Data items
* * *

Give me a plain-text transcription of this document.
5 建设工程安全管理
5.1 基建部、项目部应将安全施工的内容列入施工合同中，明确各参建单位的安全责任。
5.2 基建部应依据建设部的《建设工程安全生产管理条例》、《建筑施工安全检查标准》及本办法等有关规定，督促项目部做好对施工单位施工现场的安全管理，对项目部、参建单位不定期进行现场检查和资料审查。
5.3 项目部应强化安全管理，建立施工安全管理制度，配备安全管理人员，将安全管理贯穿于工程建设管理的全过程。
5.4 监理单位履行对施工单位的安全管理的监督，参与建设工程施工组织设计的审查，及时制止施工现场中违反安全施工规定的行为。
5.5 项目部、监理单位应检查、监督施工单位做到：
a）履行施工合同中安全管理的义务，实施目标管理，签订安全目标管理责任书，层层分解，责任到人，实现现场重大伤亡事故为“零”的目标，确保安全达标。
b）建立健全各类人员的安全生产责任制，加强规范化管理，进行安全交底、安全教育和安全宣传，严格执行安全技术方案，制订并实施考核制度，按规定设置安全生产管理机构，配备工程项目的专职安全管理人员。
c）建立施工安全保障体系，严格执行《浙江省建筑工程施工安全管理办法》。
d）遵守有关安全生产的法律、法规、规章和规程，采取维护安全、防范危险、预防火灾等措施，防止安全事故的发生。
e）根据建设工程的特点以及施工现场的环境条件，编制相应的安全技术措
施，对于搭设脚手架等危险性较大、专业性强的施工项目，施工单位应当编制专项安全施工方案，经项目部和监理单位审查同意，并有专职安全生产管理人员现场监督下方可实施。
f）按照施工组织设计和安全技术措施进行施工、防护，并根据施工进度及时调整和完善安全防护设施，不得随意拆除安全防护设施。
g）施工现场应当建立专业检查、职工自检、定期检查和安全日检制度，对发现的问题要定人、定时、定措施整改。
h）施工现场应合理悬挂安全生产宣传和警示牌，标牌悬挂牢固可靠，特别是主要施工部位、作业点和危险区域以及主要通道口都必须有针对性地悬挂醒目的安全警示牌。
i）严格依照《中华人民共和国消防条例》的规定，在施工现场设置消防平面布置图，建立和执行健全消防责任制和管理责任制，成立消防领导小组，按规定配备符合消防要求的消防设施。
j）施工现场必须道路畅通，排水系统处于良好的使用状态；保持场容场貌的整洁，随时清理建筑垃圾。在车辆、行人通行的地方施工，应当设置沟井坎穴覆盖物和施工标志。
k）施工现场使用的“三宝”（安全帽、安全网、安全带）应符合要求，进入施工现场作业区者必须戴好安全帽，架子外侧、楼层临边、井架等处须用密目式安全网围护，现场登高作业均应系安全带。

* * *

Given instruction
Transcribe the entire listing above precisely.

Final result
Give me a plain-text transcription of this document.
5 建设工程安全管理
5.1 基建部、项目部应将安全施工的内容列入施工合同中，明确各参建单位的安全责任。
5.2 基建部应依据建设部的《建设工程安全生产管理条例》、《建筑施工安全检查标准》及本办法等有关规定，督促项目部做好对施工单位施工现场的安全管理，对项目部、参建单位不定期进行现场检查和资料审查。
5.3 项目部应强化安全管理，建立施工安全管理制度，配备安全管理人员，将安全管理贯穿于工程建设管理的全过程。
5.4 监理单位履行对施工单位的安全管理的监督，参与建设工程施工组织设计的审查，及时制止施工现场中违反安全施工规定的行为。
5.5 项目部、监理单位应检查、监督施工单位做到：
a）履行施工合同中安全管理的义务，实施目标管理，签订安全目标管理责任书，层层分解，责任到人，实现现场重大伤亡事故为“零”的目标，确保安全达标。
b）建立健全各类人员的安全生产责任制，加强规范化管理，进行安全交底、安全教育和安全宣传，严格执行安全技术方案，制订并实施考核制度，按规定设置安全生产管理机构，配备工程项目的专职安全管理人员。
c）建立施工安全保障体系，严格执行《浙江省建筑工程施工安全管理办法》。
d）遵守有关安全生产的法律、法规、规章和规程，采取维护安全、防范危险、预防火灾等措施，防止安全事故的发生。
e）根据建设工程的特点以及施工现场的环境条件，编制相应的安全技术措
施，对于搭设脚手架等危险性较大、专业性强的施工项目，施工单位应当编制专项安全施工方案，经项目部和监理单位审查同意，并有专职安全生产管理人员现场监督下方可实施。
f）按照施工组织设计和安全技术措施进行施工、防护，并根据施工进度及时调整和完善安全防护设施，不得随意拆除安全防护设施。
g）施工现场应当建立专业检查、职工自检、定期检查和安全日检制度，对发现的问题要定人、定时、定措施整改。
h）施工现场应合理悬挂安全生产宣传和警示牌，标牌悬挂牢固可靠，特别是主要施工部位、作业点和危险区域以及主要通道口都必须有针对性地悬挂醒目的安全警示牌。
i）严格依照《中华人民共和国消防条例》的规定，在施工现场设置消防平面布置图，建立和执行健全消防责任制和管理责任制，成立消防领导小组，按规定配备符合消防要求的消防设施。
j）施工现场必须道路畅通，排水系统处于良好的使用状态；保持场容场貌的整洁，随时清理建筑垃圾。在车辆、行人通行的地方施工，应当设置沟井坎穴覆盖物和施工标志。
k）施工现场使用的“三宝”（安全帽、安全网、安全带）应符合要求，进入施工现场作业区者必须戴好安全帽，架子外侧、楼层临边、井架等处须用密目式安全网围护，现场登高作业均应系安全带。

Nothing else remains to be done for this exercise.